Collected data
# # # # #

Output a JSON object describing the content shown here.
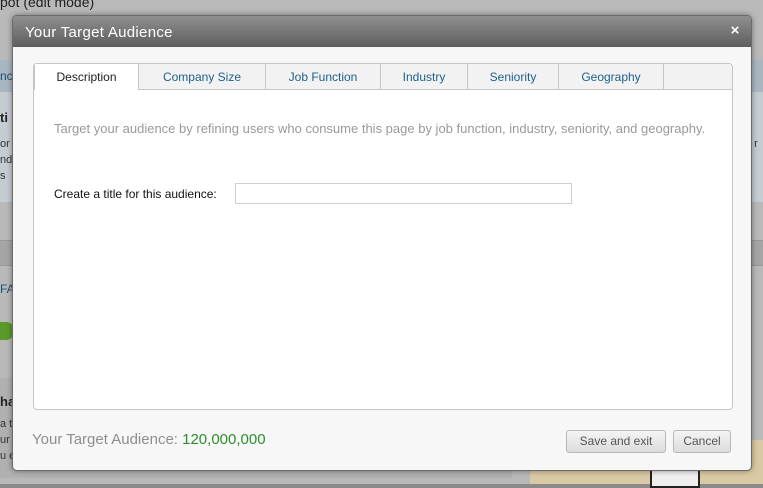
{
  "background": {
    "page_title": "pot (edit mode)",
    "band_text": "nc",
    "panel_heading": "ti",
    "panel_left_lines": [
      "or",
      "nd",
      "s"
    ],
    "panel_right_lines": [
      "o r",
      "e"
    ],
    "fa_text": "FA",
    "panel2_heading": "ha",
    "panel2_lines": [
      "a t",
      "ur",
      "u ex"
    ]
  },
  "dialog": {
    "title": "Your Target Audience",
    "close_glyph": "×",
    "tabs": [
      {
        "label": "Description",
        "active": true
      },
      {
        "label": "Company Size",
        "active": false
      },
      {
        "label": "Job Function",
        "active": false
      },
      {
        "label": "Industry",
        "active": false
      },
      {
        "label": "Seniority",
        "active": false
      },
      {
        "label": "Geography",
        "active": false
      }
    ],
    "description": {
      "hint": "Target your audience by refining users who consume this page by job function, industry, seniority, and geography.",
      "title_field_label": "Create a title for this audience:",
      "title_field_value": ""
    },
    "footer": {
      "audience_label": "Your Target Audience:",
      "audience_count": "120,000,000",
      "save_label": "Save and exit",
      "cancel_label": "Cancel"
    }
  },
  "colors": {
    "tab_link": "#1c5f8c",
    "audience_count": "#2c8f2c",
    "titlebar": "#6e6e6e"
  }
}
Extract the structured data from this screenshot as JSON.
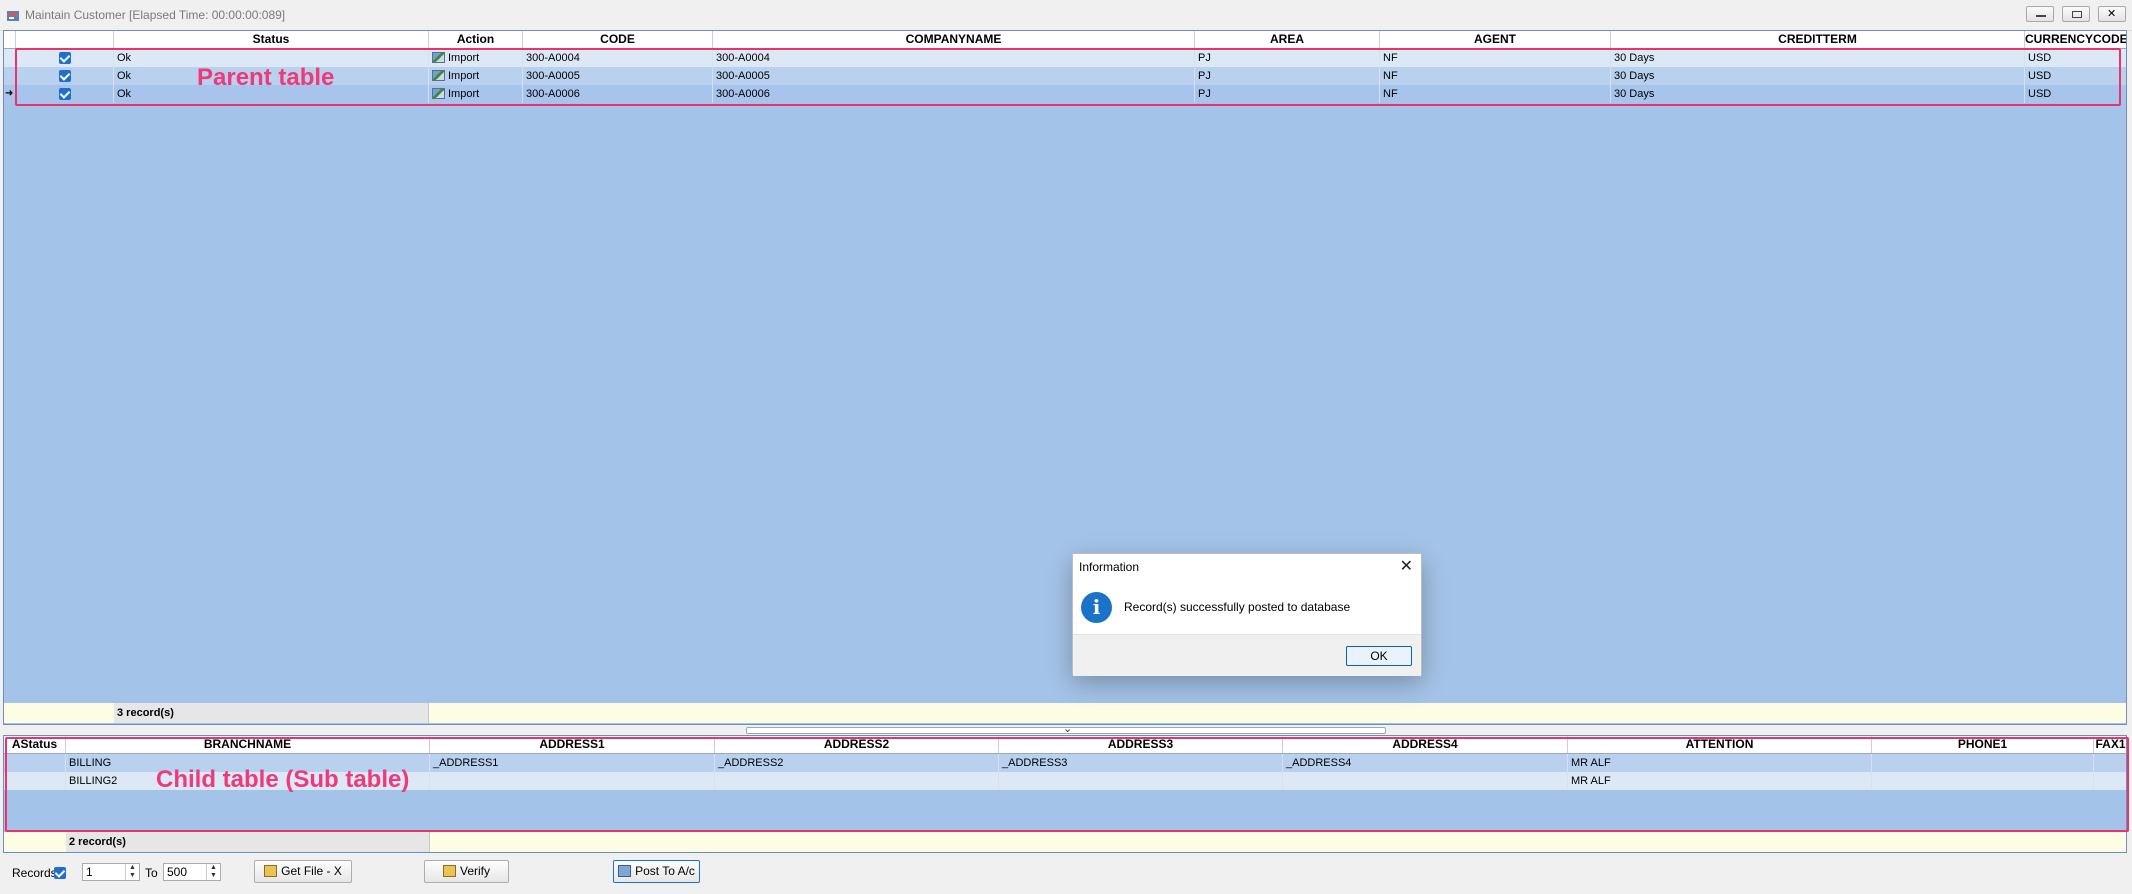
{
  "window": {
    "title": "Maintain Customer [Elapsed Time: 00:00:00:089]"
  },
  "parent_table": {
    "annotation": "Parent table",
    "columns": [
      "Status",
      "Action",
      "CODE",
      "COMPANYNAME",
      "AREA",
      "AGENT",
      "CREDITTERM",
      "CURRENCYCODE"
    ],
    "rows": [
      {
        "checked": true,
        "status": "Ok",
        "action": "Import",
        "code": "300-A0004",
        "companyname": "300-A0004",
        "area": "PJ",
        "agent": "NF",
        "creditterm": "30 Days",
        "currencycode": "USD"
      },
      {
        "checked": true,
        "status": "Ok",
        "action": "Import",
        "code": "300-A0005",
        "companyname": "300-A0005",
        "area": "PJ",
        "agent": "NF",
        "creditterm": "30 Days",
        "currencycode": "USD"
      },
      {
        "checked": true,
        "status": "Ok",
        "action": "Import",
        "code": "300-A0006",
        "companyname": "300-A0006",
        "area": "PJ",
        "agent": "NF",
        "creditterm": "30 Days",
        "currencycode": "USD"
      }
    ],
    "record_count": "3 record(s)"
  },
  "child_table": {
    "annotation": "Child table (Sub table)",
    "columns": [
      "AStatus",
      "BRANCHNAME",
      "ADDRESS1",
      "ADDRESS2",
      "ADDRESS3",
      "ADDRESS4",
      "ATTENTION",
      "PHONE1",
      "FAX1"
    ],
    "rows": [
      {
        "astatus": "",
        "branchname": "BILLING",
        "address1": "_ADDRESS1",
        "address2": "_ADDRESS2",
        "address3": "_ADDRESS3",
        "address4": "_ADDRESS4",
        "attention": "MR ALF",
        "phone1": "",
        "fax1": ""
      },
      {
        "astatus": "",
        "branchname": "BILLING2",
        "address1": "",
        "address2": "",
        "address3": "",
        "address4": "",
        "attention": "MR ALF",
        "phone1": "",
        "fax1": ""
      }
    ],
    "record_count": "2 record(s)"
  },
  "dialog": {
    "title": "Information",
    "message": "Record(s) successfully posted to database",
    "ok_label": "OK",
    "close_glyph": "✕",
    "info_glyph": "i"
  },
  "bottombar": {
    "records_label": "Records",
    "records_checked": true,
    "from_value": "1",
    "to_label": "To",
    "to_value": "500",
    "get_file_label": "Get File - X",
    "verify_label": "Verify",
    "post_label": "Post To A/c"
  },
  "colors": {
    "grid_background": "#a4c3e8",
    "annotation": "#e8336d",
    "checkbox": "#1f6fd1"
  }
}
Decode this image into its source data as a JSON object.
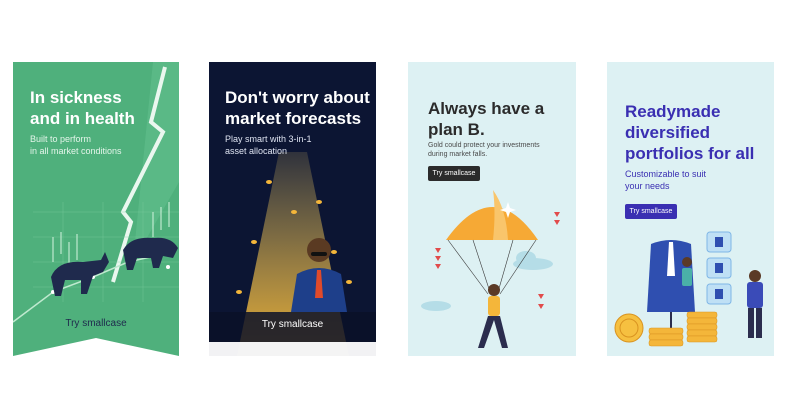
{
  "cards": [
    {
      "id": "sickness",
      "headline_1": "In sickness",
      "headline_2": "and in health",
      "sub_1": "Built to perform",
      "sub_2": "in all market conditions",
      "cta": "Try smallcase",
      "bg": "#4fb07c",
      "text_color": "#ffffff"
    },
    {
      "id": "forecasts",
      "headline_1": "Don't worry about",
      "headline_2": "market forecasts",
      "sub_1": "Play smart with 3-in-1",
      "sub_2": "asset allocation",
      "cta": "Try smallcase",
      "bg": "#0c1533",
      "text_color": "#ffffff"
    },
    {
      "id": "planb",
      "headline_1": "Always have a",
      "headline_2": "plan B.",
      "sub_1": "Gold could protect your investments",
      "sub_2": "during market falls.",
      "cta": "Try smallcase",
      "bg": "#ddf1f3",
      "text_color": "#2b2b2b"
    },
    {
      "id": "readymade",
      "headline_1": "Readymade",
      "headline_2": "diversified",
      "headline_3": "portfolios for all",
      "sub_1": "Customizable to suit",
      "sub_2": "your needs",
      "cta": "Try smallcase",
      "bg": "#ddf1f3",
      "text_color": "#3a2fb2"
    }
  ]
}
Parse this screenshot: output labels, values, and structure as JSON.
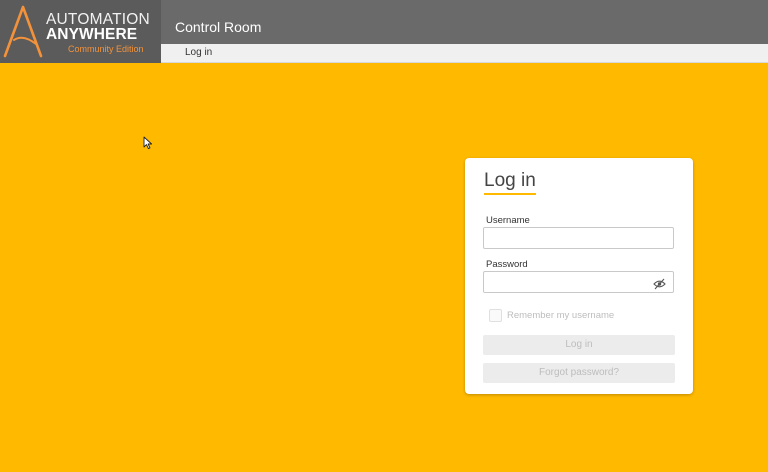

# # # # #

Request
Scan the records above for the string "annotation", then report every line that contains it.

Solution to the exercise
    "annotation": "Parent table",
    "annotation": "Child table (Sub table)",
    "annotation": "#e8336d",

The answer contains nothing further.